* begin Records supplied *

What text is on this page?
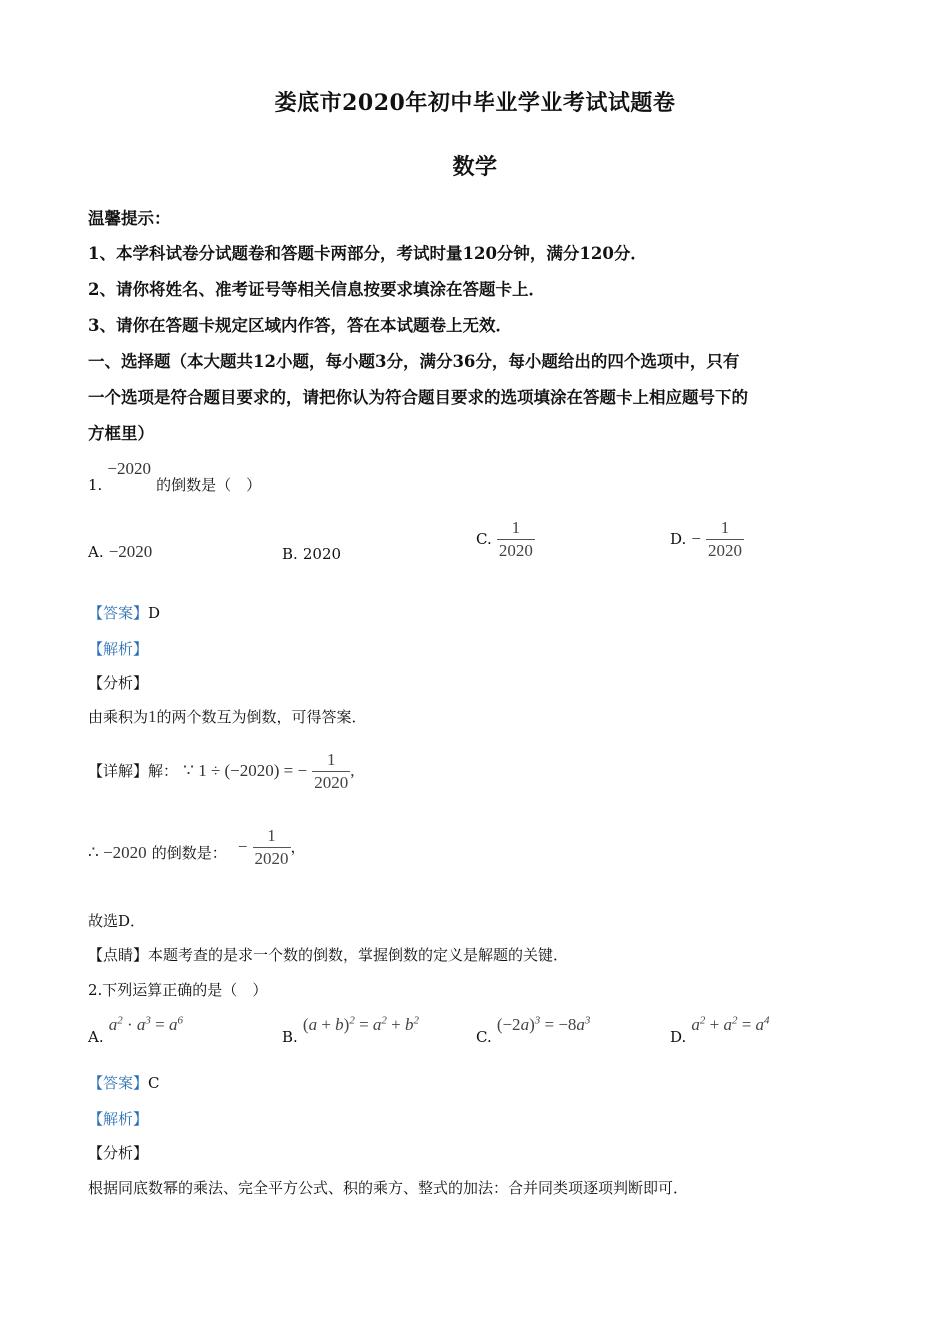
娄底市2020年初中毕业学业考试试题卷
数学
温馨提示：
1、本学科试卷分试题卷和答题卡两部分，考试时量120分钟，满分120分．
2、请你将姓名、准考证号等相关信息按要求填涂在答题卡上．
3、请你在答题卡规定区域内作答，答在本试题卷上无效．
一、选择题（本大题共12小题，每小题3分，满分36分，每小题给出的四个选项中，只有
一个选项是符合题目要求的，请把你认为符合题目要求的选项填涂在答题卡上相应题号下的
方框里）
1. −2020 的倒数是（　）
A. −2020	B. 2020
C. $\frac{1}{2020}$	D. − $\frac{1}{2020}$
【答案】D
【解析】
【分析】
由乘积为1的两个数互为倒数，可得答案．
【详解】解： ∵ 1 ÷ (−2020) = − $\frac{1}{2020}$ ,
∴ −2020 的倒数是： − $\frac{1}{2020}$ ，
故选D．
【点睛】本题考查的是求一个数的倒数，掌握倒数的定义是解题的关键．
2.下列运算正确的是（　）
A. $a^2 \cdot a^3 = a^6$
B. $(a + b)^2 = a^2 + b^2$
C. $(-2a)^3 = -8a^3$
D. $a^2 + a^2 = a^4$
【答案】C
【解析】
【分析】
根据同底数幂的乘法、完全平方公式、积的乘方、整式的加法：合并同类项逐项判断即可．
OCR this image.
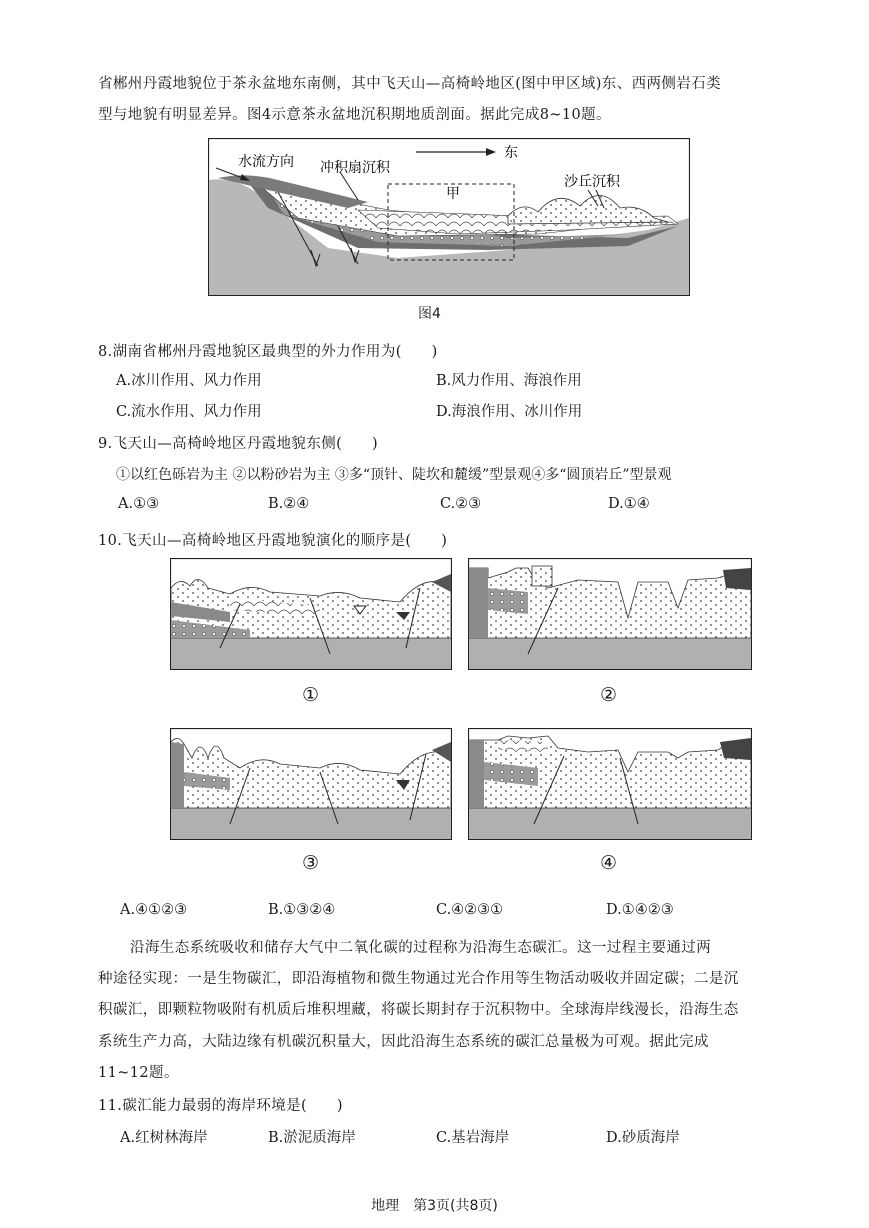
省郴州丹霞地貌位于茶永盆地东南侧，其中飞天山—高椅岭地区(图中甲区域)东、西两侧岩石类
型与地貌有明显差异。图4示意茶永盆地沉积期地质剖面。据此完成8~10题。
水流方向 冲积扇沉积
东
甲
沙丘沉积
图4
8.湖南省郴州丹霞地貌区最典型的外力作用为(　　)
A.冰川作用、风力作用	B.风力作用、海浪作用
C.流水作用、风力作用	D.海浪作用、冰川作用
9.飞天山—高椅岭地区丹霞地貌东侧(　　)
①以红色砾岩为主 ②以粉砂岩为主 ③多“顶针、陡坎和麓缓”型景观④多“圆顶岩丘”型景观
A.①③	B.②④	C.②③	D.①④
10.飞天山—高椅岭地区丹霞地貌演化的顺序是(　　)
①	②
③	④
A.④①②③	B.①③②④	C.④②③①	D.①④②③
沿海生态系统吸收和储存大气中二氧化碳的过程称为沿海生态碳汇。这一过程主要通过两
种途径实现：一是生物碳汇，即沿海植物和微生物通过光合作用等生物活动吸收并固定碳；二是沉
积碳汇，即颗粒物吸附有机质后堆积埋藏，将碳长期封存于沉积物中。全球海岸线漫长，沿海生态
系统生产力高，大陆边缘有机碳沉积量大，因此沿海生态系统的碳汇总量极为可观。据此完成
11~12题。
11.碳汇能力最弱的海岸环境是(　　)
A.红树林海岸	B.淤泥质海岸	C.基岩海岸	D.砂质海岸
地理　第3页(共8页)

* end Records supplied *
* begin Records supplied *

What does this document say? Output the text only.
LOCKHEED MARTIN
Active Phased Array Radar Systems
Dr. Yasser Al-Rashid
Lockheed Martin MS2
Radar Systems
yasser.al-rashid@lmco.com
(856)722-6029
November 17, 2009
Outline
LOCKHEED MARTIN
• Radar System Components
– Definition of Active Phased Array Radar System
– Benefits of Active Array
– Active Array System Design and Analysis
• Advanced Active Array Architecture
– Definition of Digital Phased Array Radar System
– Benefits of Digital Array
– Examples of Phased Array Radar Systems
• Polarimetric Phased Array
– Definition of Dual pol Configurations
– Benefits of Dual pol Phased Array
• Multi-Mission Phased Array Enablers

* end Records supplied *

# Task statement
Copy every line of the listing that contains the word "Benefits".

# Full output
– Benefits of Active Array
– Benefits of Digital Array
– Benefits of Dual pol Phased Array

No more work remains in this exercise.